Data excerpts
━━━━━━━━━━━━━━━━━━━━━━━━━━━━━━

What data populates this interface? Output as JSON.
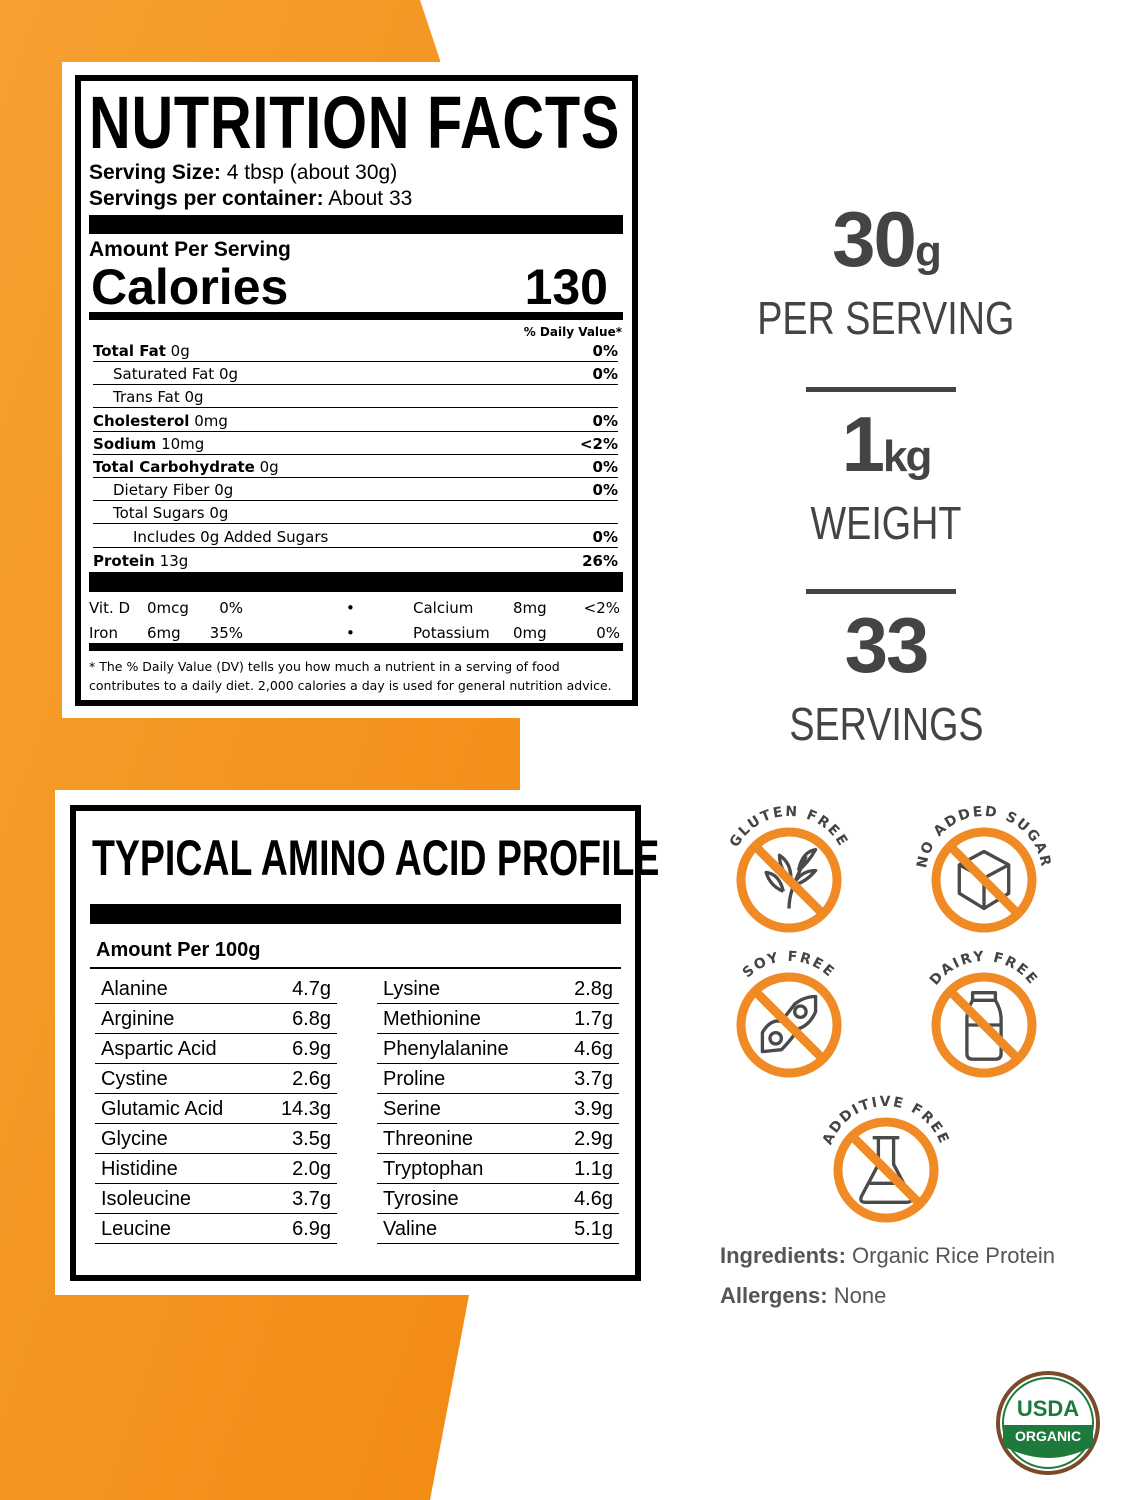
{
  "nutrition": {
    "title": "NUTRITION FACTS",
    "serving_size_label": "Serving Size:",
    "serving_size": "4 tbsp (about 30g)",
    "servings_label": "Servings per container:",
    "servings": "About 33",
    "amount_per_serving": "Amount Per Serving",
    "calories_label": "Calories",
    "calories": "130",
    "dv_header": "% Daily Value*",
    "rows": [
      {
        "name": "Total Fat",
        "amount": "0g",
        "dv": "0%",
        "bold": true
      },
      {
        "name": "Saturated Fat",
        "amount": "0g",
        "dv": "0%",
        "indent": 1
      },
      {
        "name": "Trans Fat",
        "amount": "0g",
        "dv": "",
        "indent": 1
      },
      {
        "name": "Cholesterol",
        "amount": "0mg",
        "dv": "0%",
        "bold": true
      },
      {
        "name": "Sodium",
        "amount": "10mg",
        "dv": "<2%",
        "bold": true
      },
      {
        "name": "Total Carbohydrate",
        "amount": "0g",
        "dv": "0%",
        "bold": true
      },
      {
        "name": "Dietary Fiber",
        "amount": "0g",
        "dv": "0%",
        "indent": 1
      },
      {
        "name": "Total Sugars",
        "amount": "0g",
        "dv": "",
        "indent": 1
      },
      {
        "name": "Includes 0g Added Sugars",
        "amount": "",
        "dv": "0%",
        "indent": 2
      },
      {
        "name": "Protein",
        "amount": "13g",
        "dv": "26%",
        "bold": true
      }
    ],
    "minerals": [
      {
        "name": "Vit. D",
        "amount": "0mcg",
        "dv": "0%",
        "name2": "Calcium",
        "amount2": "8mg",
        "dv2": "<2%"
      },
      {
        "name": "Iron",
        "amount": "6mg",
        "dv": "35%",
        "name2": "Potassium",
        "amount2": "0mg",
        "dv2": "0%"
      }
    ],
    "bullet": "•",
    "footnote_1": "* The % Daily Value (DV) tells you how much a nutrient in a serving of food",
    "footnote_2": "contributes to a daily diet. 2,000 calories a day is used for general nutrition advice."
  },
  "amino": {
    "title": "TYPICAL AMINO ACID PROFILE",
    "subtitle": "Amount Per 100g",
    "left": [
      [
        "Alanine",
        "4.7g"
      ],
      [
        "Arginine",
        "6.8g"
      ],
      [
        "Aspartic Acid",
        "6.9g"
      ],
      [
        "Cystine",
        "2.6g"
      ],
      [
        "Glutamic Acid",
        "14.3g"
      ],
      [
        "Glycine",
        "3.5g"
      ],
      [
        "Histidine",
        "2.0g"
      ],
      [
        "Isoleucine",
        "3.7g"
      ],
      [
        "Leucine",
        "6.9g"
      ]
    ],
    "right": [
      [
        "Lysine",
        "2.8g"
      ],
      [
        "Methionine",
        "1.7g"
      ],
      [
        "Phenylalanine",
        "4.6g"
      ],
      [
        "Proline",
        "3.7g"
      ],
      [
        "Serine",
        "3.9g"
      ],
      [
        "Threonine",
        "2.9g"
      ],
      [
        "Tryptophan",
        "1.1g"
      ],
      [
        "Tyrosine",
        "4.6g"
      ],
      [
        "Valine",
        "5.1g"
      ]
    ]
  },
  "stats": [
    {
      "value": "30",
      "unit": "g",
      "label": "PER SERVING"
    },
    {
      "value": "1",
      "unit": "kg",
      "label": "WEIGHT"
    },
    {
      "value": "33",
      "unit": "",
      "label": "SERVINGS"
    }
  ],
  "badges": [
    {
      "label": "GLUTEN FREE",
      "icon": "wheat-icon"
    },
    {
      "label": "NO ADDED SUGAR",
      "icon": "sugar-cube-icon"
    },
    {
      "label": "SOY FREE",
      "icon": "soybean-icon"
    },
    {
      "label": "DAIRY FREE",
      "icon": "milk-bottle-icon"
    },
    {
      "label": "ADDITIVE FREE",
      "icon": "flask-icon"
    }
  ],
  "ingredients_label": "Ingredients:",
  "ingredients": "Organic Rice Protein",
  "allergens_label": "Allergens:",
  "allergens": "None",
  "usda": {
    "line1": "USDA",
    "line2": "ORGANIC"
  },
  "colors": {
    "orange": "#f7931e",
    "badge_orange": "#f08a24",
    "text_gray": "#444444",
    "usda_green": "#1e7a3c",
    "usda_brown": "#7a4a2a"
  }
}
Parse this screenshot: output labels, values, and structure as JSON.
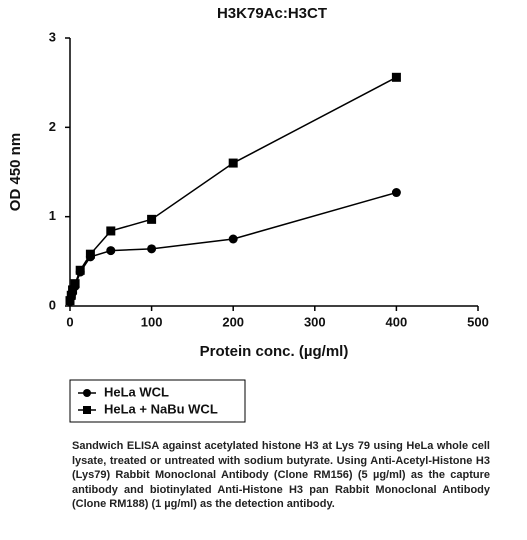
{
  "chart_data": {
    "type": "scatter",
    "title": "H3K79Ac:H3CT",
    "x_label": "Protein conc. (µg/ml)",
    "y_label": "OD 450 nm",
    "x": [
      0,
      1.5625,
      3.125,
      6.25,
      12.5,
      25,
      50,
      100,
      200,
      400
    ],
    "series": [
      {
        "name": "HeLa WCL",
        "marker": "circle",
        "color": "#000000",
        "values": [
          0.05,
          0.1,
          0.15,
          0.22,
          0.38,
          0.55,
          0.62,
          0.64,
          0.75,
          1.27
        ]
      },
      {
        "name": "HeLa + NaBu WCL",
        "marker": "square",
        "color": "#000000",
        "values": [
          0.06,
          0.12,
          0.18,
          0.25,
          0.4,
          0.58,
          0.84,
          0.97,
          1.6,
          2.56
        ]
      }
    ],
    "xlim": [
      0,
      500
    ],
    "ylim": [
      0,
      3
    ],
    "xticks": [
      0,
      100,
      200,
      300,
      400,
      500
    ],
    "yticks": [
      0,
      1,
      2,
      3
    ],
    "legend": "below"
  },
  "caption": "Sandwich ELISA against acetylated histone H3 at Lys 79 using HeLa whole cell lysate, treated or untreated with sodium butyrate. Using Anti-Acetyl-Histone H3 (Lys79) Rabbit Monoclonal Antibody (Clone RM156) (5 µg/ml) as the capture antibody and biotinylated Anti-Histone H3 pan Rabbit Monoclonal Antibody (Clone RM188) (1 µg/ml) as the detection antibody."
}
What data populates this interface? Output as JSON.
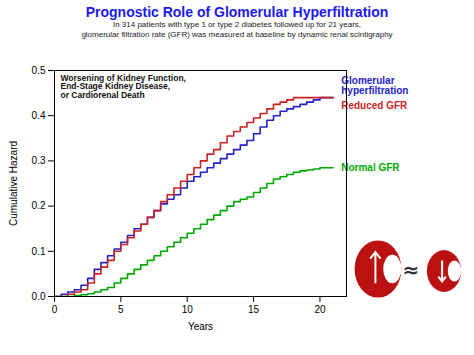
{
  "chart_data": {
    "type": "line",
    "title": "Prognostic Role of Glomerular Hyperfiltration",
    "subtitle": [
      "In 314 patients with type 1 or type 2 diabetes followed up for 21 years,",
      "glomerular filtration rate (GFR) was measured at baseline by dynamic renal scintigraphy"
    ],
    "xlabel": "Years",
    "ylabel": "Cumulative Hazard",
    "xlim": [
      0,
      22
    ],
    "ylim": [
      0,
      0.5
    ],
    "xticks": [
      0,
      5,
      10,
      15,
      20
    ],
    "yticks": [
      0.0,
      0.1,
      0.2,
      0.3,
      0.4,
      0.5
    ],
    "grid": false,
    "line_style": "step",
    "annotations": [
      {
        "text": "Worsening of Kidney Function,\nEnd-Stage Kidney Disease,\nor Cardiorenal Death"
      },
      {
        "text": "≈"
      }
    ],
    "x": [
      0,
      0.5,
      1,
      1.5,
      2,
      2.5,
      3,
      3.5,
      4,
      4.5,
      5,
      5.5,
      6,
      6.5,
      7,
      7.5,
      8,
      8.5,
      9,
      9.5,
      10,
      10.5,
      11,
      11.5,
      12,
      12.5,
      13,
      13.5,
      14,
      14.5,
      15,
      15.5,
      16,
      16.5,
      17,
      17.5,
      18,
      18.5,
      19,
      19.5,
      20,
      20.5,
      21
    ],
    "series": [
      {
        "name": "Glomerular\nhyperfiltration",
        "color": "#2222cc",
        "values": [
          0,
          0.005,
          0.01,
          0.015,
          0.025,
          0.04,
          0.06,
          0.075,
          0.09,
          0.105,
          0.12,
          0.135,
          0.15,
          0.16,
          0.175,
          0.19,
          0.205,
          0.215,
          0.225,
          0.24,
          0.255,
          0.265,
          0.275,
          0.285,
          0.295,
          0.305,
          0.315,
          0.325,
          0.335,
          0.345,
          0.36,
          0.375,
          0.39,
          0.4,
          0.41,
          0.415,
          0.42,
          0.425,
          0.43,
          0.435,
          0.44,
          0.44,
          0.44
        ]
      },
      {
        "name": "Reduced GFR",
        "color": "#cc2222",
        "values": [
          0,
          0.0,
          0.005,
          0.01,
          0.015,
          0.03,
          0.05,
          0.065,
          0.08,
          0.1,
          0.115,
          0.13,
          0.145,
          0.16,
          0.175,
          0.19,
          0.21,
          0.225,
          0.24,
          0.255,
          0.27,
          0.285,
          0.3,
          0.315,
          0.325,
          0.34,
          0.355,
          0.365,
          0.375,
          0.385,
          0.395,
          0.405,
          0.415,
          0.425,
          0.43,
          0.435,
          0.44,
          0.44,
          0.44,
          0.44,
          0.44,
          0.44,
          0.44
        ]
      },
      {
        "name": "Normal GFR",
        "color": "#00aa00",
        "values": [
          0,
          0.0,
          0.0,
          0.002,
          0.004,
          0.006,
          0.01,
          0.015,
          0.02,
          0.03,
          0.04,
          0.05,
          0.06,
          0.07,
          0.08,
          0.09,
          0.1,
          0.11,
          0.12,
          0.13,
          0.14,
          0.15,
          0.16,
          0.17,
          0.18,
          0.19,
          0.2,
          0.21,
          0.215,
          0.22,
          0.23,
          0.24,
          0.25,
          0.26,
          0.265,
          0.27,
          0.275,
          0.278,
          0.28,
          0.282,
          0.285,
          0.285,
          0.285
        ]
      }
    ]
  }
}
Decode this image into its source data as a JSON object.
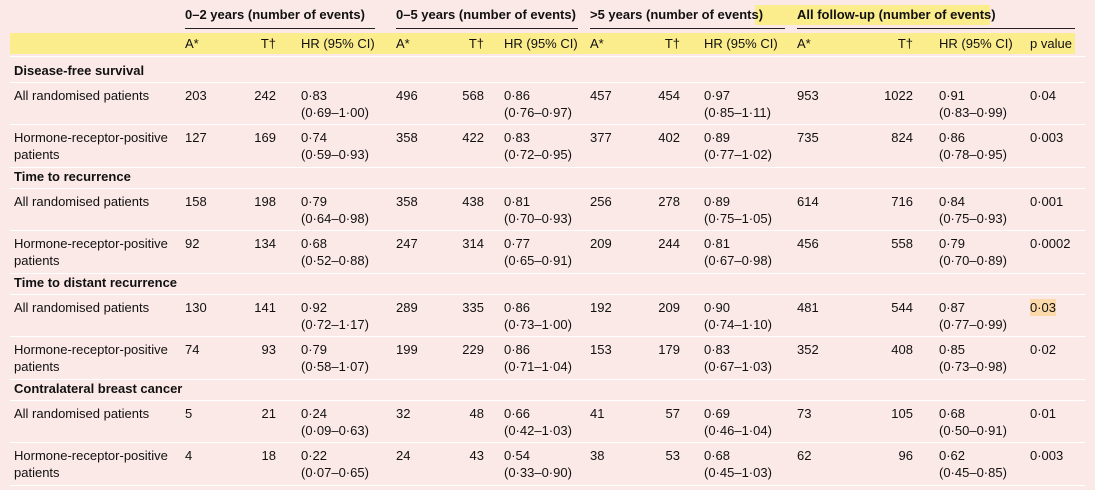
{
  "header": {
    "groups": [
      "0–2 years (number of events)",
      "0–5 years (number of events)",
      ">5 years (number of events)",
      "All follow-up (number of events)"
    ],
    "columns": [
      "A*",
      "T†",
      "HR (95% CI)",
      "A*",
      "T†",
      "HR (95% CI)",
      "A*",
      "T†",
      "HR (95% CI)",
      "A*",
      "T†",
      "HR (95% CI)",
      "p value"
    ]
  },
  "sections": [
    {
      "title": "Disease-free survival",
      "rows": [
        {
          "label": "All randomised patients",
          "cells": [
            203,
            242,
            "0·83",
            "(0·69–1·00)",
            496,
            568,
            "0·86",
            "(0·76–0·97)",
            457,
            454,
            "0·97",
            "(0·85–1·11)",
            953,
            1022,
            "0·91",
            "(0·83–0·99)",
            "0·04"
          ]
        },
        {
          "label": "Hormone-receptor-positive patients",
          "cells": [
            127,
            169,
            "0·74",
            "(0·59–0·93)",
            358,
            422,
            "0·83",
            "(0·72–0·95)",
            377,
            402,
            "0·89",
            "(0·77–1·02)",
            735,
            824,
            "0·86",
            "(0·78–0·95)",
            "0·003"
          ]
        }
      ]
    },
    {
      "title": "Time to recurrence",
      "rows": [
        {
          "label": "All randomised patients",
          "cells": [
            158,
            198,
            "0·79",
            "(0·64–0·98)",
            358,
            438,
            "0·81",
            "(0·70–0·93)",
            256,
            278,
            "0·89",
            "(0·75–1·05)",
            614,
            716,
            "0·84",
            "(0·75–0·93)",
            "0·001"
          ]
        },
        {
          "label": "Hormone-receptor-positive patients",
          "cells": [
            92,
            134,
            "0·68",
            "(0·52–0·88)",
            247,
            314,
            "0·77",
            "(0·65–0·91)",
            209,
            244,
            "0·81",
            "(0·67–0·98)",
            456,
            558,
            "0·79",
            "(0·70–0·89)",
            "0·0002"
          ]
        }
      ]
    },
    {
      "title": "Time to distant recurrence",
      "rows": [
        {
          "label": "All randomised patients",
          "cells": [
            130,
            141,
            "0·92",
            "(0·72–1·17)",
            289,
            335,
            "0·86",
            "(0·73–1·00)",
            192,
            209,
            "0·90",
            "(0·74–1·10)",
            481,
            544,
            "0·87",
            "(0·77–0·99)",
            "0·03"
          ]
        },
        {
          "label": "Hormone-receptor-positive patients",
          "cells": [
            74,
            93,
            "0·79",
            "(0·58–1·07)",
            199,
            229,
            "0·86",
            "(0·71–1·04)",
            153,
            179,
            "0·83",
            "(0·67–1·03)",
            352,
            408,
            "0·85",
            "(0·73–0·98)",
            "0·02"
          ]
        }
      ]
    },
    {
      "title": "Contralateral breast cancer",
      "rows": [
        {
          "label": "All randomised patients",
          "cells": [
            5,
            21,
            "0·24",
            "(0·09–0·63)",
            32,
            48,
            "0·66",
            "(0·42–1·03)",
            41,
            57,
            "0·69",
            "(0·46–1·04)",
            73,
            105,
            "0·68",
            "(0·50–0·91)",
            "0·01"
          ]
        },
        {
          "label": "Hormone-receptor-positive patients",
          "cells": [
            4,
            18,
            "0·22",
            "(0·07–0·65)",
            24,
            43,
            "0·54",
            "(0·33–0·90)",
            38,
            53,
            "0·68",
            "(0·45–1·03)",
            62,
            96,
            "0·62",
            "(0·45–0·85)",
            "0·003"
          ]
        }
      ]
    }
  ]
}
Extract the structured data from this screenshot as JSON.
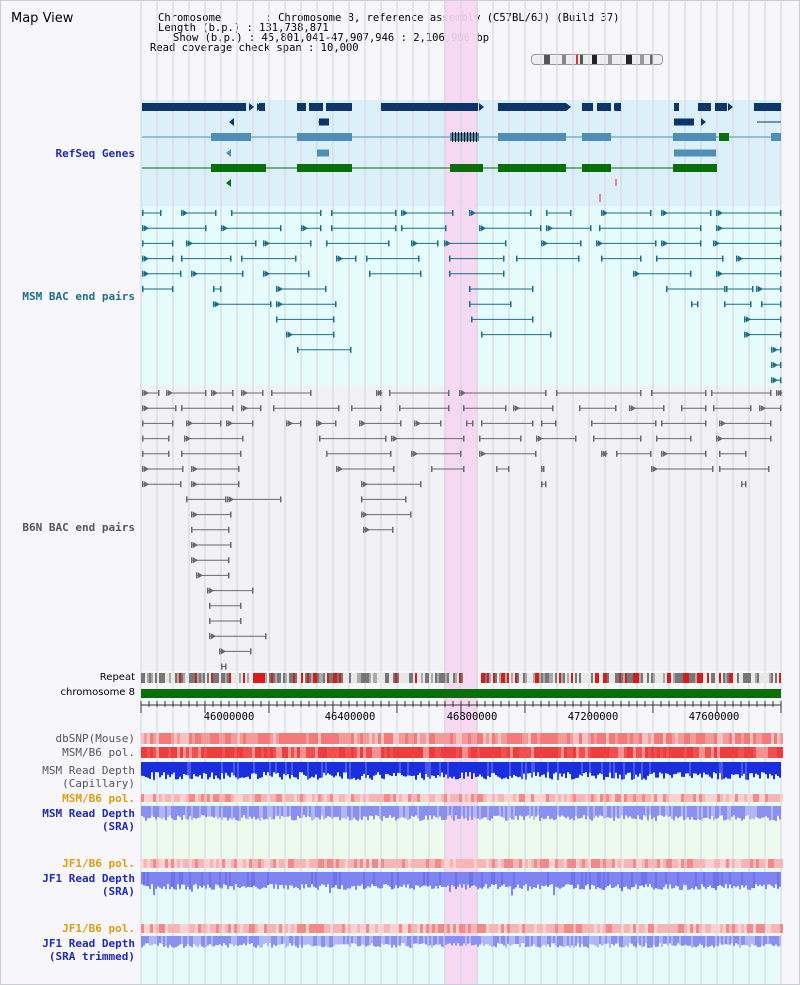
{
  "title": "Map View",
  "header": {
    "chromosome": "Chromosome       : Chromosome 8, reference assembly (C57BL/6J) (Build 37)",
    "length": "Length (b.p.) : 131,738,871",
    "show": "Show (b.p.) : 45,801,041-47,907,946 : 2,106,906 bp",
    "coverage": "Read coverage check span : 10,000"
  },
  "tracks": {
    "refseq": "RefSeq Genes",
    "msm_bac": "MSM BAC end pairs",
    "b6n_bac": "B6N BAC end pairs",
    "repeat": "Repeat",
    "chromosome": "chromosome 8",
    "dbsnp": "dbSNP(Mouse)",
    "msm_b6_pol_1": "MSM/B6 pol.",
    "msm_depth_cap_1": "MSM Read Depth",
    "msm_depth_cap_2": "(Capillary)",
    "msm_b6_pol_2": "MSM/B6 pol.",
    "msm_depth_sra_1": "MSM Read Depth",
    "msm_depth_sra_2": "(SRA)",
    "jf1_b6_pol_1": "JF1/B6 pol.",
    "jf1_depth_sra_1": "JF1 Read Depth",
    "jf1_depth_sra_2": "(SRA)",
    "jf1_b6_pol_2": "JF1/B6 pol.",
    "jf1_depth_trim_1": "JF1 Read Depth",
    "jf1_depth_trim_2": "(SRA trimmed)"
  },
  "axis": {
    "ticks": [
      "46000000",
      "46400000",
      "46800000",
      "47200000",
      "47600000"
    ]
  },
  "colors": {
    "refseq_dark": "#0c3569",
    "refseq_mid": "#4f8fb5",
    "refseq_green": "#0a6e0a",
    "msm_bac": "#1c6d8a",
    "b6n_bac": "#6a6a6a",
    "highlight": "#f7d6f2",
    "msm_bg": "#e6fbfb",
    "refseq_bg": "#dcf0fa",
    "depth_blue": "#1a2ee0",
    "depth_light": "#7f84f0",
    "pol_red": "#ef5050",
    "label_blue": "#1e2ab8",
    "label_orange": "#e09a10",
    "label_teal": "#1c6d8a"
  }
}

━━━━━━━━━━━━━━━━━━━━━━━━━━━━━━

◆ Work order: From the line containing "Extract the structured" through the end of the entries, quote each line exactly and nothing else, excluding all pictures.

◆ Answer section:
Extract the structured data from this screenshot as JSON.
{
  "title": "Map View",
  "header": {
    "chromosome": "Chromosome       : Chromosome 8, reference assembly (C57BL/6J) (Build 37)",
    "length": "Length (b.p.) : 131,738,871",
    "show": "Show (b.p.) : 45,801,041-47,907,946 : 2,106,906 bp",
    "coverage": "Read coverage check span : 10,000"
  },
  "tracks": {
    "refseq": "RefSeq Genes",
    "msm_bac": "MSM BAC end pairs",
    "b6n_bac": "B6N BAC end pairs",
    "repeat": "Repeat",
    "chromosome": "chromosome 8",
    "dbsnp": "dbSNP(Mouse)",
    "msm_b6_pol_1": "MSM/B6 pol.",
    "msm_depth_cap_1": "MSM Read Depth",
    "msm_depth_cap_2": "(Capillary)",
    "msm_b6_pol_2": "MSM/B6 pol.",
    "msm_depth_sra_1": "MSM Read Depth",
    "msm_depth_sra_2": "(SRA)",
    "jf1_b6_pol_1": "JF1/B6 pol.",
    "jf1_depth_sra_1": "JF1 Read Depth",
    "jf1_depth_sra_2": "(SRA)",
    "jf1_b6_pol_2": "JF1/B6 pol.",
    "jf1_depth_trim_1": "JF1 Read Depth",
    "jf1_depth_trim_2": "(SRA trimmed)"
  },
  "axis": {
    "ticks": [
      "46000000",
      "46400000",
      "46800000",
      "47200000",
      "47600000"
    ]
  },
  "colors": {
    "refseq_dark": "#0c3569",
    "refseq_mid": "#4f8fb5",
    "refseq_green": "#0a6e0a",
    "msm_bac": "#1c6d8a",
    "b6n_bac": "#6a6a6a",
    "highlight": "#f7d6f2",
    "msm_bg": "#e6fbfb",
    "refseq_bg": "#dcf0fa",
    "depth_blue": "#1a2ee0",
    "depth_light": "#7f84f0",
    "pol_red": "#ef5050",
    "label_blue": "#1e2ab8",
    "label_orange": "#e09a10",
    "label_teal": "#1c6d8a"
  }
}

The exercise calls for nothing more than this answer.